# Exercise instructions
Copy each line that holds "требующих".

[Stored data]
##############################
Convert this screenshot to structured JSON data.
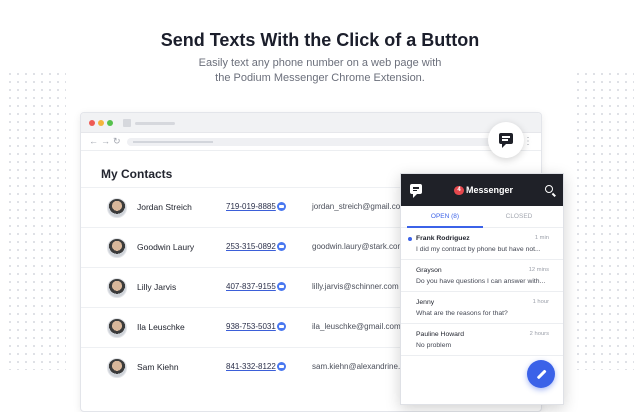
{
  "header": {
    "title": "Send Texts With the Click of a Button",
    "subtitle_line1": "Easily text any phone number on a web page with",
    "subtitle_line2": "the Podium Messenger Chrome Extension."
  },
  "browser": {
    "nav_back": "←",
    "nav_forward": "→",
    "nav_reload": "↻",
    "menu": "⋮"
  },
  "contacts": {
    "title": "My Contacts",
    "rows": [
      {
        "name": "Jordan Streich",
        "phone": "719-019-8885",
        "email": "jordan_streich@gmail.com"
      },
      {
        "name": "Goodwin Laury",
        "phone": "253-315-0892",
        "email": "goodwin.laury@stark.com"
      },
      {
        "name": "Lilly Jarvis",
        "phone": "407-837-9155",
        "email": "lilly.jarvis@schinner.com"
      },
      {
        "name": "Ila Leuschke",
        "phone": "938-753-5031",
        "email": "ila_leuschke@gmail.com"
      },
      {
        "name": "Sam Kiehn",
        "phone": "841-332-8122",
        "email": "sam.kiehn@alexandrine.com"
      }
    ]
  },
  "messenger": {
    "badge": "4",
    "title": "Messenger",
    "tab_open": "OPEN (8)",
    "tab_closed": "CLOSED",
    "conversations": [
      {
        "name": "Frank Rodriguez",
        "time": "1 min",
        "preview": "I did my contract by phone but have not...",
        "unread": true
      },
      {
        "name": "Grayson",
        "time": "12 mins",
        "preview": "Do you have questions I can answer with...",
        "unread": false
      },
      {
        "name": "Jenny",
        "time": "1 hour",
        "preview": "What are the reasons for that?",
        "unread": false
      },
      {
        "name": "Pauline Howard",
        "time": "2 hours",
        "preview": "No problem",
        "unread": false
      }
    ]
  },
  "colors": {
    "accent": "#3b62e8",
    "header_dark": "#1f2128",
    "badge_red": "#e5484d"
  },
  "icons": {
    "messenger_launcher": "chat-bubble-icon",
    "search": "search-icon",
    "compose": "pencil-icon",
    "phone_link": "chat-icon"
  }
}
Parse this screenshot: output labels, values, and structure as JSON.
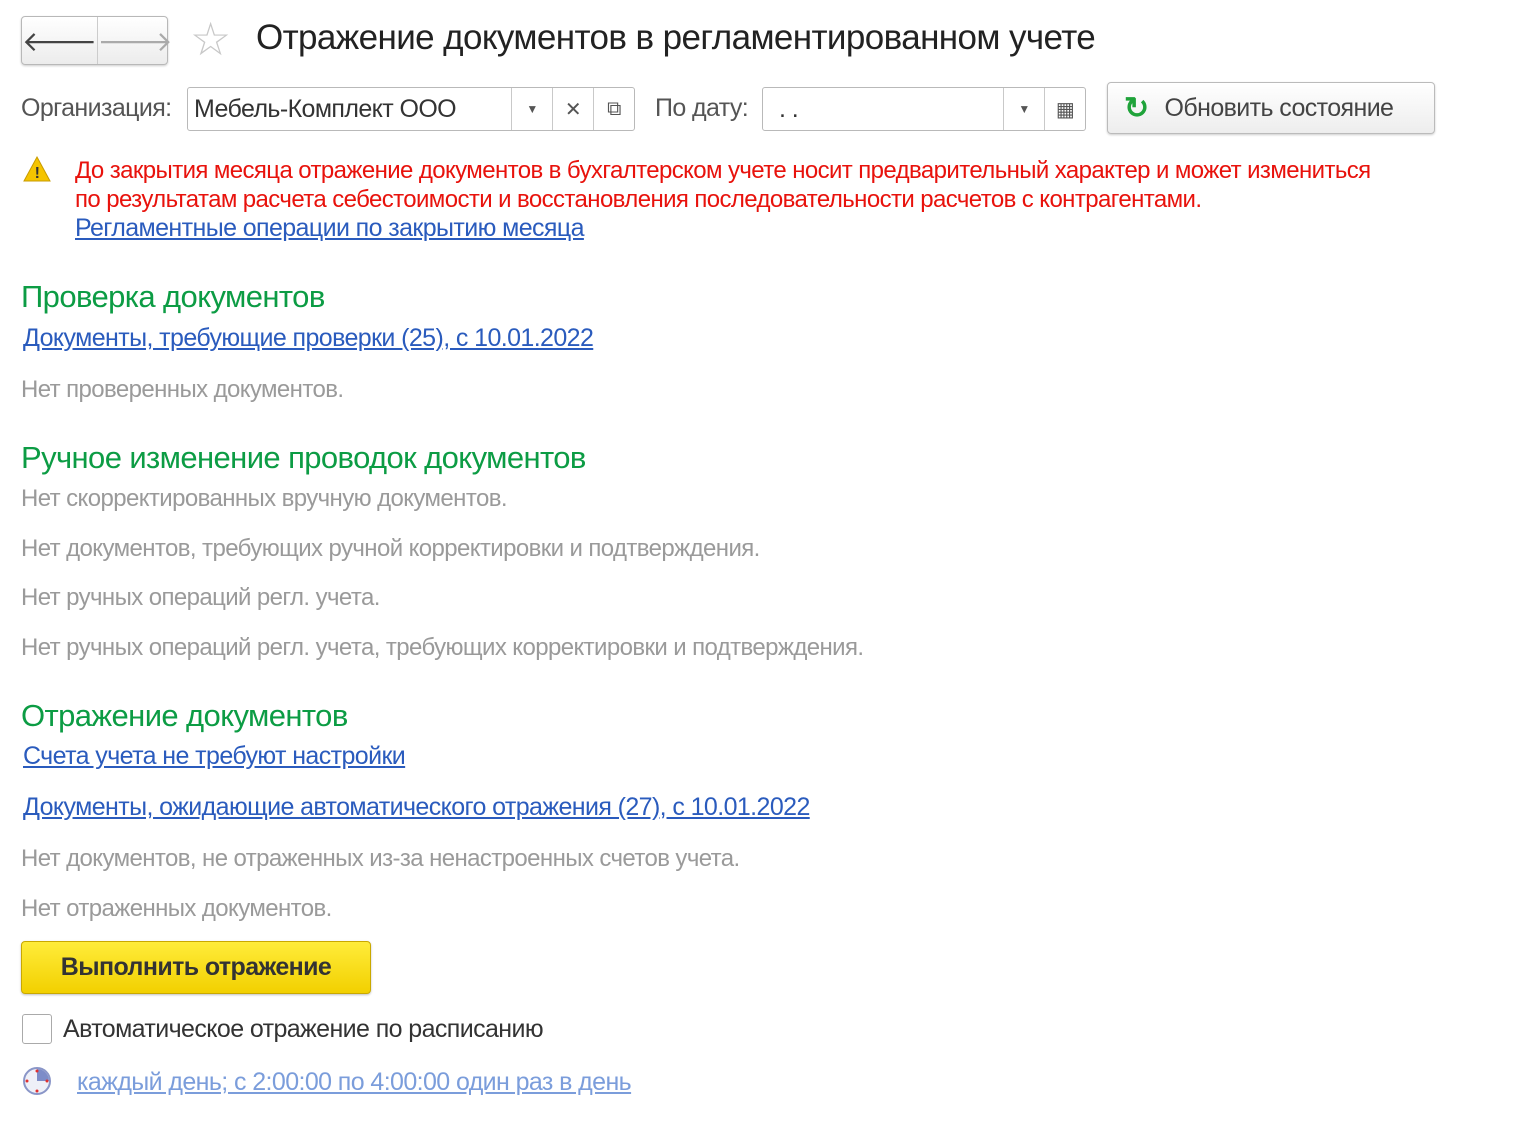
{
  "header": {
    "back_icon": "arrow-left-icon",
    "forward_icon": "arrow-right-icon",
    "favorite_icon": "star-icon",
    "title": "Отражение документов в регламентированном учете"
  },
  "filters": {
    "org_label": "Организация:",
    "org_value": "Мебель-Комплект ООО",
    "date_label": "По дату:",
    "date_value": ". .",
    "refresh_label": "Обновить состояние"
  },
  "warning": {
    "line1": "До закрытия месяца отражение документов в бухгалтерском учете носит предварительный характер и может измениться",
    "line2": "по результатам расчета себестоимости и восстановления последовательности расчетов с контрагентами.",
    "link": "Регламентные операции по закрытию месяца",
    "color": "#e8120c"
  },
  "check": {
    "title": "Проверка документов",
    "link": "Документы, требующие проверки (25), с 10.01.2022",
    "note": "Нет проверенных документов."
  },
  "manual": {
    "title": "Ручное изменение проводок документов",
    "notes": [
      "Нет скорректированных вручную документов.",
      "Нет документов, требующих ручной корректировки и подтверждения.",
      "Нет ручных операций регл. учета.",
      "Нет ручных операций регл. учета, требующих корректировки и подтверждения."
    ]
  },
  "reflect": {
    "title": "Отражение документов",
    "link1": "Счета учета не требуют настройки",
    "link2": "Документы, ожидающие автоматического отражения (27), с 10.01.2022",
    "notes": [
      "Нет документов, не отраженных из-за ненастроенных счетов учета.",
      "Нет отраженных документов."
    ],
    "button": "Выполнить отражение"
  },
  "schedule": {
    "checkbox_label": "Автоматическое отражение по расписанию",
    "checked": false,
    "link": "каждый день; с 2:00:00 по 4:00:00 один раз в день"
  },
  "colors": {
    "section": "#0c9c44",
    "link": "#2a5bbd",
    "accent_button": "#f5d400"
  }
}
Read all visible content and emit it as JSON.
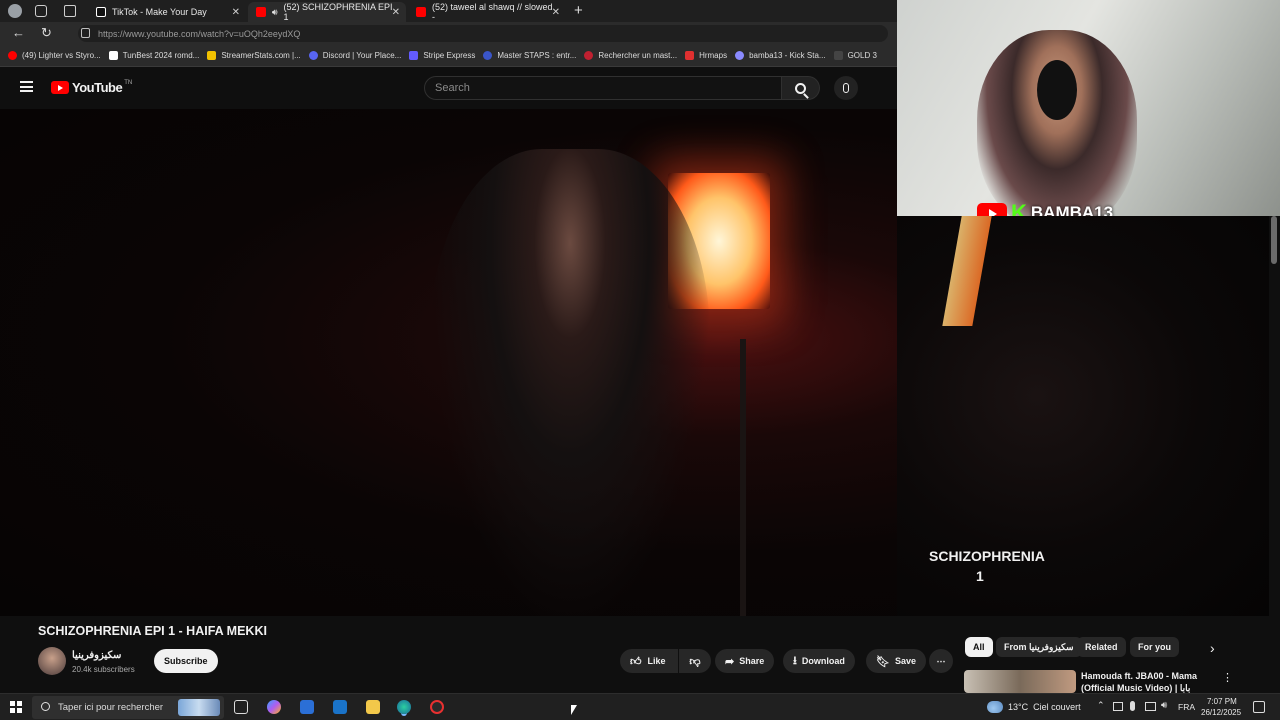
{
  "browser": {
    "tabs": [
      {
        "label": "TikTok - Make Your Day",
        "active": false
      },
      {
        "label": "(52) SCHIZOPHRENIA EPI 1",
        "active": true
      },
      {
        "label": "(52) taweel al shawq // slowed -",
        "active": false
      }
    ],
    "url": "https://www.youtube.com/watch?v=uOQh2eeydXQ",
    "bookmarks": [
      "(49) Lighter vs Styro...",
      "TunBest 2024 romd...",
      "StreamerStats.com |...",
      "Discord | Your Place...",
      "Stripe Express",
      "Master STAPS : entr...",
      "Rechercher un mast...",
      "Hrmaps",
      "bamba13 - Kick Sta...",
      "GOLD 3"
    ]
  },
  "youtube": {
    "logo": "YouTube",
    "country": "TN",
    "search_placeholder": "Search"
  },
  "video": {
    "title": "SCHIZOPHRENIA EPI 1 - HAIFA MEKKI",
    "channel": "سكيزوفرينيا",
    "subscribers": "20.4k subscribers",
    "subscribe_label": "Subscribe",
    "like_label": "Like",
    "share_label": "Share",
    "download_label": "Download",
    "save_label": "Save",
    "overlay_line1": "SCHIZOPHRENIA",
    "overlay_line2": "1"
  },
  "stream": {
    "brand": "BAMBA13",
    "platform_k": "K"
  },
  "chips": [
    "All",
    "From سكيزوفرينيا",
    "Related",
    "For you"
  ],
  "recommendation": {
    "line1": "Hamouda ft. JBA00 - Mama",
    "line2": "(Official Music Video) | بابا"
  },
  "taskbar": {
    "search_placeholder": "Taper ici pour rechercher",
    "weather": "13°C  Ciel couvert",
    "lang": "FRA",
    "time": "7:07 PM",
    "date": "26/12/2025"
  },
  "colors": {
    "yt_red": "#ff0000",
    "kick_green": "#53fc18",
    "chip_active_bg": "#f1f1f1"
  }
}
##############################
# Reply
      "Нет документов, требующих ручной корректировки и подтверждения.",
      "Нет ручных операций регл. учета, требующих корректировки и подтверждения."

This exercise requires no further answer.